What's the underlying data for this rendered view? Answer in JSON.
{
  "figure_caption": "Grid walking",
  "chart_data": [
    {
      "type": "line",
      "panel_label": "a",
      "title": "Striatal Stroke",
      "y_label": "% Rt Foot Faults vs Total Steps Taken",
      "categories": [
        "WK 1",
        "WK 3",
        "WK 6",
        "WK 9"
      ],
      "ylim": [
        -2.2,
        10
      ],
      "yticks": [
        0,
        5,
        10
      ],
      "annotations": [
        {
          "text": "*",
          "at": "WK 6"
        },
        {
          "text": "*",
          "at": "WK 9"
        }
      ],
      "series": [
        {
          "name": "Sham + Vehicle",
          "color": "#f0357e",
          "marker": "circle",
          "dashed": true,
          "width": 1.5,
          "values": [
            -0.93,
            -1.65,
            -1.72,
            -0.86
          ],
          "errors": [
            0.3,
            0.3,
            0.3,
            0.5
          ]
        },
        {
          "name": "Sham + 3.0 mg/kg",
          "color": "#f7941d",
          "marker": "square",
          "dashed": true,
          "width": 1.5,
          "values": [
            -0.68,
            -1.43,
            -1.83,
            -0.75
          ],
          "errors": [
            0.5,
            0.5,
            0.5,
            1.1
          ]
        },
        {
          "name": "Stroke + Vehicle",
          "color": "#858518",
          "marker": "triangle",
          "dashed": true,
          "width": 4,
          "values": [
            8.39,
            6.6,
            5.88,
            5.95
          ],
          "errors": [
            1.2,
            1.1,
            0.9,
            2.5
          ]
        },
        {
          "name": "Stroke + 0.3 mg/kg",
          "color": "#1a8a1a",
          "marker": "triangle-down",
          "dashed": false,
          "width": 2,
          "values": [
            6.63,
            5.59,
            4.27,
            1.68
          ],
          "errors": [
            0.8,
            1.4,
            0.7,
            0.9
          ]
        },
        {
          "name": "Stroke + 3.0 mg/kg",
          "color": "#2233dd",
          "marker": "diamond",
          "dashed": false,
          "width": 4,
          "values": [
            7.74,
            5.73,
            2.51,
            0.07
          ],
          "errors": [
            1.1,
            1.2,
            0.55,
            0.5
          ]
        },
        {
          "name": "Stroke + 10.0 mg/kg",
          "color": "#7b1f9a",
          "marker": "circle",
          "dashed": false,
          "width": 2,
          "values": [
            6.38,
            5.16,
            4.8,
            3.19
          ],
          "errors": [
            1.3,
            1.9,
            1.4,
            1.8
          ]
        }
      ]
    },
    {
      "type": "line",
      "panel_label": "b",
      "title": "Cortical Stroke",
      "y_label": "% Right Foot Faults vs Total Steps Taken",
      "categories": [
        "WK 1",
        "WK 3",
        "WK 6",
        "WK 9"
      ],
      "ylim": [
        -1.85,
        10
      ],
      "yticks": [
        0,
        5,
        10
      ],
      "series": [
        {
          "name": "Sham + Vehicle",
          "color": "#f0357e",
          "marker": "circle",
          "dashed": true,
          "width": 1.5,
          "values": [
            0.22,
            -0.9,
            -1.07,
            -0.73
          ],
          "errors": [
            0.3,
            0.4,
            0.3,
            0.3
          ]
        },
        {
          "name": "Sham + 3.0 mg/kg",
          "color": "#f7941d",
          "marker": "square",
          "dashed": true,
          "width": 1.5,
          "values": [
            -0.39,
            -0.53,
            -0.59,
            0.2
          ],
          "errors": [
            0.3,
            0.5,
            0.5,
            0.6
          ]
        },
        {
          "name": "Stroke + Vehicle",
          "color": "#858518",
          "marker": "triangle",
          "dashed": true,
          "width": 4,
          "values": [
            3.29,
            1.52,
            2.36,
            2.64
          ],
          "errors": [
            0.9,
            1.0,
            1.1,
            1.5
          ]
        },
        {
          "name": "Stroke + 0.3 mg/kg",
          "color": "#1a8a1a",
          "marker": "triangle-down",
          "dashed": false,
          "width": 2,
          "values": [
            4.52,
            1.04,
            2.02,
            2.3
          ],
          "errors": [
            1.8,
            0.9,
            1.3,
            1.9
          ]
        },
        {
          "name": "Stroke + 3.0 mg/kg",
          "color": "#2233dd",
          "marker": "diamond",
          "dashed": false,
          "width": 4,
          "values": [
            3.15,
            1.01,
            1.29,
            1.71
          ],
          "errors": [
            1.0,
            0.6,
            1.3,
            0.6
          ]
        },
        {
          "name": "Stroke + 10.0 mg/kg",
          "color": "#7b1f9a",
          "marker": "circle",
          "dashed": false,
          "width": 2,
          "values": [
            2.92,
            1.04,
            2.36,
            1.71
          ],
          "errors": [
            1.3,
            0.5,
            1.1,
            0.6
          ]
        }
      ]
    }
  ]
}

···

TASK DETAILS
Make a list of all lines in the data that contain "title".

ANSWER TO THE TASK
      "title": "Striatal Stroke",
      "title": "Cortical Stroke",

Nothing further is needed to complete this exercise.